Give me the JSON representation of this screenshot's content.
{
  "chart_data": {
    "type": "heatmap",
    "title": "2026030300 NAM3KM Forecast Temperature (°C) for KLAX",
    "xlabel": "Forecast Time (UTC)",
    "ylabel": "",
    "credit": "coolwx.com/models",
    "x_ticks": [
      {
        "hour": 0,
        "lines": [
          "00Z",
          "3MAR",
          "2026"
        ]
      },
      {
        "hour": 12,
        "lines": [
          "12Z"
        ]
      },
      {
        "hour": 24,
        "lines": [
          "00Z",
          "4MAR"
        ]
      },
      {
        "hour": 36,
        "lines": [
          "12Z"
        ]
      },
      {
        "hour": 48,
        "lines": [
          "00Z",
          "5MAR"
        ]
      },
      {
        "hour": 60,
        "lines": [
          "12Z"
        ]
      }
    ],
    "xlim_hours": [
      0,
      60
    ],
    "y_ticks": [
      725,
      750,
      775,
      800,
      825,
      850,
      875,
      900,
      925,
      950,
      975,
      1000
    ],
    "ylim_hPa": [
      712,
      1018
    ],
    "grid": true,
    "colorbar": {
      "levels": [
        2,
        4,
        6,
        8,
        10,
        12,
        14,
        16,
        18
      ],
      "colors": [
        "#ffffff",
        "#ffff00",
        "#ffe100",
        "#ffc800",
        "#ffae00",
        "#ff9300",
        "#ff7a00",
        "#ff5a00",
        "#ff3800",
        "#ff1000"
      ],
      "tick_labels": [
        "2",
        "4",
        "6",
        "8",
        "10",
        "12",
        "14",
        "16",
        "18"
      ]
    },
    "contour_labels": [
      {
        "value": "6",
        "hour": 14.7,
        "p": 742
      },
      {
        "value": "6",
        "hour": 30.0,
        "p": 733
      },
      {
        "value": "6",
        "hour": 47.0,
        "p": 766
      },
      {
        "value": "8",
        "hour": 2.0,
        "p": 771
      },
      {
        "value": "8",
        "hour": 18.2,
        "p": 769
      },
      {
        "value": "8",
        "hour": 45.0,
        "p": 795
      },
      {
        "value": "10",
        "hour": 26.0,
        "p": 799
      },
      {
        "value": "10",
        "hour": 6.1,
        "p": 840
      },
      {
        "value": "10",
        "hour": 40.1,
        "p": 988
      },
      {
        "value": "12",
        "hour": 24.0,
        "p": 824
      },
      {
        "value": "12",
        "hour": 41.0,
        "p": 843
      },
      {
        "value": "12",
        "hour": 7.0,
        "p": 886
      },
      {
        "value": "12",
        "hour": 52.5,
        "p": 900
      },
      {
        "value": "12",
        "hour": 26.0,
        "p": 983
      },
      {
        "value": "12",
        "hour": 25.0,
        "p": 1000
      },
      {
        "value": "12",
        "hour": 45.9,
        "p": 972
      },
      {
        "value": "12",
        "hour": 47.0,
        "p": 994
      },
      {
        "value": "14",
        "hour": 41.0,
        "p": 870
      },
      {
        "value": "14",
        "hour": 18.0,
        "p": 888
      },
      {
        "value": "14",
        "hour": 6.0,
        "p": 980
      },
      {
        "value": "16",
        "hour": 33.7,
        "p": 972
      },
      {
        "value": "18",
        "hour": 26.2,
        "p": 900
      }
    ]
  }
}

===============

## TASK BRIEF:
Reproduce the material exactly, with every line intact.

## COMPLETE ANSWER:
Give me the JSON representation of this screenshot's content.
{
  "chart_data": {
    "type": "heatmap",
    "title": "2026030300 NAM3KM Forecast Temperature (°C) for KLAX",
    "xlabel": "Forecast Time (UTC)",
    "ylabel": "",
    "credit": "coolwx.com/models",
    "x_ticks": [
      {
        "hour": 0,
        "lines": [
          "00Z",
          "3MAR",
          "2026"
        ]
      },
      {
        "hour": 12,
        "lines": [
          "12Z"
        ]
      },
      {
        "hour": 24,
        "lines": [
          "00Z",
          "4MAR"
        ]
      },
      {
        "hour": 36,
        "lines": [
          "12Z"
        ]
      },
      {
        "hour": 48,
        "lines": [
          "00Z",
          "5MAR"
        ]
      },
      {
        "hour": 60,
        "lines": [
          "12Z"
        ]
      }
    ],
    "xlim_hours": [
      0,
      60
    ],
    "y_ticks": [
      725,
      750,
      775,
      800,
      825,
      850,
      875,
      900,
      925,
      950,
      975,
      1000
    ],
    "ylim_hPa": [
      712,
      1018
    ],
    "grid": true,
    "colorbar": {
      "levels": [
        2,
        4,
        6,
        8,
        10,
        12,
        14,
        16,
        18
      ],
      "colors": [
        "#ffffff",
        "#ffff00",
        "#ffe100",
        "#ffc800",
        "#ffae00",
        "#ff9300",
        "#ff7a00",
        "#ff5a00",
        "#ff3800",
        "#ff1000"
      ],
      "tick_labels": [
        "2",
        "4",
        "6",
        "8",
        "10",
        "12",
        "14",
        "16",
        "18"
      ]
    },
    "contour_labels": [
      {
        "value": "6",
        "hour": 14.7,
        "p": 742
      },
      {
        "value": "6",
        "hour": 30.0,
        "p": 733
      },
      {
        "value": "6",
        "hour": 47.0,
        "p": 766
      },
      {
        "value": "8",
        "hour": 2.0,
        "p": 771
      },
      {
        "value": "8",
        "hour": 18.2,
        "p": 769
      },
      {
        "value": "8",
        "hour": 45.0,
        "p": 795
      },
      {
        "value": "10",
        "hour": 26.0,
        "p": 799
      },
      {
        "value": "10",
        "hour": 6.1,
        "p": 840
      },
      {
        "value": "10",
        "hour": 40.1,
        "p": 988
      },
      {
        "value": "12",
        "hour": 24.0,
        "p": 824
      },
      {
        "value": "12",
        "hour": 41.0,
        "p": 843
      },
      {
        "value": "12",
        "hour": 7.0,
        "p": 886
      },
      {
        "value": "12",
        "hour": 52.5,
        "p": 900
      },
      {
        "value": "12",
        "hour": 26.0,
        "p": 983
      },
      {
        "value": "12",
        "hour": 25.0,
        "p": 1000
      },
      {
        "value": "12",
        "hour": 45.9,
        "p": 972
      },
      {
        "value": "12",
        "hour": 47.0,
        "p": 994
      },
      {
        "value": "14",
        "hour": 41.0,
        "p": 870
      },
      {
        "value": "14",
        "hour": 18.0,
        "p": 888
      },
      {
        "value": "14",
        "hour": 6.0,
        "p": 980
      },
      {
        "value": "16",
        "hour": 33.7,
        "p": 972
      },
      {
        "value": "18",
        "hour": 26.2,
        "p": 900
      }
    ]
  }
}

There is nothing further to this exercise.